EXERCISE DESCRIPTION: Write out only the tail of the records, beginning at the line containing "What data populates" and including the last line, exactly as written.

[ENTRIES start]

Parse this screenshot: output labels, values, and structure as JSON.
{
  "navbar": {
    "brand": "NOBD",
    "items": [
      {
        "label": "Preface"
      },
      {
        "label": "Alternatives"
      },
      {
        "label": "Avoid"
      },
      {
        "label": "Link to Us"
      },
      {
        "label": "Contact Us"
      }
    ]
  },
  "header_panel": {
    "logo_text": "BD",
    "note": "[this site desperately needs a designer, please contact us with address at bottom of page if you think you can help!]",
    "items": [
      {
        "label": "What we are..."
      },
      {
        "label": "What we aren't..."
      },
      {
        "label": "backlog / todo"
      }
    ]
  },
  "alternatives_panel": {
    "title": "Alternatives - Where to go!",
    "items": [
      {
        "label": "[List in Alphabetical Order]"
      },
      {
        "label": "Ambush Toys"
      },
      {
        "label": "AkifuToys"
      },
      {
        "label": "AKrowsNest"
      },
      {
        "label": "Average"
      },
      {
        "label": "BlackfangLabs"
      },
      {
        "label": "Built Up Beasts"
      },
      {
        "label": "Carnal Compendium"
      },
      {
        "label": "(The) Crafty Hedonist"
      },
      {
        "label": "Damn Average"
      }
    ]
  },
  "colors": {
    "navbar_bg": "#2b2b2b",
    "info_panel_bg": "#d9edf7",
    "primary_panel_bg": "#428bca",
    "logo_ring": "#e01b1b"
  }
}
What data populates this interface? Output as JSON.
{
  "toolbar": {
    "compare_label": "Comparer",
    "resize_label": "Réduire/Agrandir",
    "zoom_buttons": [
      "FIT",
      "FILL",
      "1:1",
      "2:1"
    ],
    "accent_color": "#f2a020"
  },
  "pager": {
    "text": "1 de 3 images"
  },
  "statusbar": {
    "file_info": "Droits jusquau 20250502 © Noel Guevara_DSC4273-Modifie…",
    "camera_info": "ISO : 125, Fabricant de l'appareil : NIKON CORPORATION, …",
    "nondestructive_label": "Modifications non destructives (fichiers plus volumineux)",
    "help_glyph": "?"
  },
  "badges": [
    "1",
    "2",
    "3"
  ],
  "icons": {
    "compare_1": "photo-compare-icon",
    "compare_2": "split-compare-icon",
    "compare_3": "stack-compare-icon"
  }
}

[ENTRIES end]

THE RESULT:
What data populates this interface? Output as JSON.
{
  "toolbar": {
    "compare_label": "Comparer",
    "resize_label": "Réduire/Agrandir",
    "zoom_buttons": [
      "FIT",
      "FILL",
      "1:1",
      "2:1"
    ],
    "accent_color": "#f2a020"
  },
  "pager": {
    "text": "1 de 3 images"
  },
  "statusbar": {
    "file_info": "Droits jusquau 20250502 © Noel Guevara_DSC4273-Modifie…",
    "camera_info": "ISO : 125, Fabricant de l'appareil : NIKON CORPORATION, …",
    "nondestructive_label": "Modifications non destructives (fichiers plus volumineux)",
    "help_glyph": "?"
  },
  "badges": [
    "1",
    "2",
    "3"
  ],
  "icons": {
    "compare_1": "photo-compare-icon",
    "compare_2": "split-compare-icon",
    "compare_3": "stack-compare-icon"
  }
}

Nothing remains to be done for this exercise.